Dataset records
^^^^^^^^
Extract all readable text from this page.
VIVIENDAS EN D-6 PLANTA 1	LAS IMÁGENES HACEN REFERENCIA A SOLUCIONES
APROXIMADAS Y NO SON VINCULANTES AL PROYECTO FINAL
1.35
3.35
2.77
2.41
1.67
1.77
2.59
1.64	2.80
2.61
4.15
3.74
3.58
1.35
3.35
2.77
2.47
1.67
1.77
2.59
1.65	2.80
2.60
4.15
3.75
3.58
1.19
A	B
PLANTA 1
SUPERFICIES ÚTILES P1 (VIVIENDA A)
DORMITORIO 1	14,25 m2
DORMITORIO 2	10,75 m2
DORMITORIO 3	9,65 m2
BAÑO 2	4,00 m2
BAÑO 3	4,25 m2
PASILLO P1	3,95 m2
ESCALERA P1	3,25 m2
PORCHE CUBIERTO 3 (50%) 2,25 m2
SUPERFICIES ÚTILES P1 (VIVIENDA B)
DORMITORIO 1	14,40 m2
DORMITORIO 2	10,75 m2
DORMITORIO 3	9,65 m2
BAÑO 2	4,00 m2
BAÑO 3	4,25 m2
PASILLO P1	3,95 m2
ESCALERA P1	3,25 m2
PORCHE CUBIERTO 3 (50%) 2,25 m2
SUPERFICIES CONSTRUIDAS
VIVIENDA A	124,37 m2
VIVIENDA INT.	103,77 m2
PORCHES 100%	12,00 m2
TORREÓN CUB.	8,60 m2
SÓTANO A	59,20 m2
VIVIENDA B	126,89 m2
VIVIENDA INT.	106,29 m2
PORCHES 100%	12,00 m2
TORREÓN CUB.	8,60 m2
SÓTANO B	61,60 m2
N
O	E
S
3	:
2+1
^^^^^^^^
* To do *
Return the full data, every line of it, with nothing altered.

* Answer to this exercise *
Extract all readable text from this page.
VIVIENDAS EN D-6 PLANTA 1	LAS IMÁGENES HACEN REFERENCIA A SOLUCIONES
APROXIMADAS Y NO SON VINCULANTES AL PROYECTO FINAL
1.35
3.35
2.77
2.41
1.67
1.77
2.59
1.64	2.80
2.61
4.15
3.74
3.58
1.35
3.35
2.77
2.47
1.67
1.77
2.59
1.65	2.80
2.60
4.15
3.75
3.58
1.19
A	B
PLANTA 1
SUPERFICIES ÚTILES P1 (VIVIENDA A)
DORMITORIO 1	14,25 m2
DORMITORIO 2	10,75 m2
DORMITORIO 3	9,65 m2
BAÑO 2	4,00 m2
BAÑO 3	4,25 m2
PASILLO P1	3,95 m2
ESCALERA P1	3,25 m2
PORCHE CUBIERTO 3 (50%) 2,25 m2
SUPERFICIES ÚTILES P1 (VIVIENDA B)
DORMITORIO 1	14,40 m2
DORMITORIO 2	10,75 m2
DORMITORIO 3	9,65 m2
BAÑO 2	4,00 m2
BAÑO 3	4,25 m2
PASILLO P1	3,95 m2
ESCALERA P1	3,25 m2
PORCHE CUBIERTO 3 (50%) 2,25 m2
SUPERFICIES CONSTRUIDAS
VIVIENDA A	124,37 m2
VIVIENDA INT.	103,77 m2
PORCHES 100%	12,00 m2
TORREÓN CUB.	8,60 m2
SÓTANO A	59,20 m2
VIVIENDA B	126,89 m2
VIVIENDA INT.	106,29 m2
PORCHES 100%	12,00 m2
TORREÓN CUB.	8,60 m2
SÓTANO B	61,60 m2
N
O	E
S
3	:
2+1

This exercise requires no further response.